▶ _Dataset excerpts_:
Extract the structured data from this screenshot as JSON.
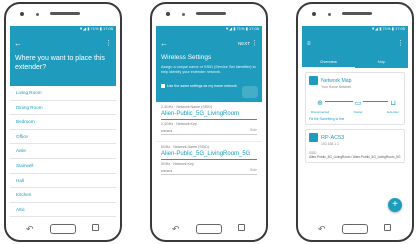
{
  "colors": {
    "accent": "#1e9bbd"
  },
  "status_text": "▼◢ ▮ 71% ▮ 17:05",
  "screen1": {
    "title": "Where you want to place this extender?",
    "locations": [
      "Living Room",
      "Dining Room",
      "Bedroom",
      "Office",
      "Aisle",
      "Stairwell",
      "Hall",
      "Kitchen",
      "Attic"
    ]
  },
  "screen2": {
    "next_label": "NEXT",
    "title": "Wireless Settings",
    "description": "Assign a unique name or SSID (Service Set Identifier) to help identify your extender network.",
    "checkbox_label": "Use the same settings as my home network",
    "bands": [
      {
        "band_label": "2.4GHz · Network Name (SSID)",
        "ssid": "Alien-Public_5G_LivingRoom",
        "key_label": "2.4GHz · Network Key",
        "password": "••••••••",
        "eye": "Hide"
      },
      {
        "band_label": "5GHz · Network Name (SSID)",
        "ssid": "Alien-Public_5G_LivingRoom_5G",
        "key_label": "5GHz · Network Key",
        "password": "••••••••",
        "eye": "Hide"
      }
    ]
  },
  "screen3": {
    "tabs": [
      "Overview",
      "Map"
    ],
    "network_map_title": "Network Map",
    "network_map_sub": "Your Home Network",
    "nodes": [
      {
        "icon": "globe-icon",
        "glyph": "⊕",
        "label": "Disconnected"
      },
      {
        "icon": "router-icon",
        "glyph": "▭",
        "label": "Router"
      },
      {
        "icon": "extender-icon",
        "glyph": "⊔",
        "label": "Extender"
      }
    ],
    "card_link": "Fix the Something to fine",
    "device_name": "RP-AC53",
    "device_ip": "192.168.1.1",
    "ssid_label": "SSID",
    "ssid_value": "Alien-Public_5G_LivingRoom / Alien-Public_5G_LivingRoom_5G",
    "fab_label": "+"
  }
}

▶ _Task statement_:
Exactly reproduce the entries above, minus the pictures.

▶ _The reply_:
Extract the structured data from this screenshot as JSON.
{
  "colors": {
    "accent": "#1e9bbd"
  },
  "status_text": "▼◢ ▮ 71% ▮ 17:05",
  "screen1": {
    "title": "Where you want to place this extender?",
    "locations": [
      "Living Room",
      "Dining Room",
      "Bedroom",
      "Office",
      "Aisle",
      "Stairwell",
      "Hall",
      "Kitchen",
      "Attic"
    ]
  },
  "screen2": {
    "next_label": "NEXT",
    "title": "Wireless Settings",
    "description": "Assign a unique name or SSID (Service Set Identifier) to help identify your extender network.",
    "checkbox_label": "Use the same settings as my home network",
    "bands": [
      {
        "band_label": "2.4GHz · Network Name (SSID)",
        "ssid": "Alien-Public_5G_LivingRoom",
        "key_label": "2.4GHz · Network Key",
        "password": "••••••••",
        "eye": "Hide"
      },
      {
        "band_label": "5GHz · Network Name (SSID)",
        "ssid": "Alien-Public_5G_LivingRoom_5G",
        "key_label": "5GHz · Network Key",
        "password": "••••••••",
        "eye": "Hide"
      }
    ]
  },
  "screen3": {
    "tabs": [
      "Overview",
      "Map"
    ],
    "network_map_title": "Network Map",
    "network_map_sub": "Your Home Network",
    "nodes": [
      {
        "icon": "globe-icon",
        "glyph": "⊕",
        "label": "Disconnected"
      },
      {
        "icon": "router-icon",
        "glyph": "▭",
        "label": "Router"
      },
      {
        "icon": "extender-icon",
        "glyph": "⊔",
        "label": "Extender"
      }
    ],
    "card_link": "Fix the Something to fine",
    "device_name": "RP-AC53",
    "device_ip": "192.168.1.1",
    "ssid_label": "SSID",
    "ssid_value": "Alien-Public_5G_LivingRoom / Alien-Public_5G_LivingRoom_5G",
    "fab_label": "+"
  }
}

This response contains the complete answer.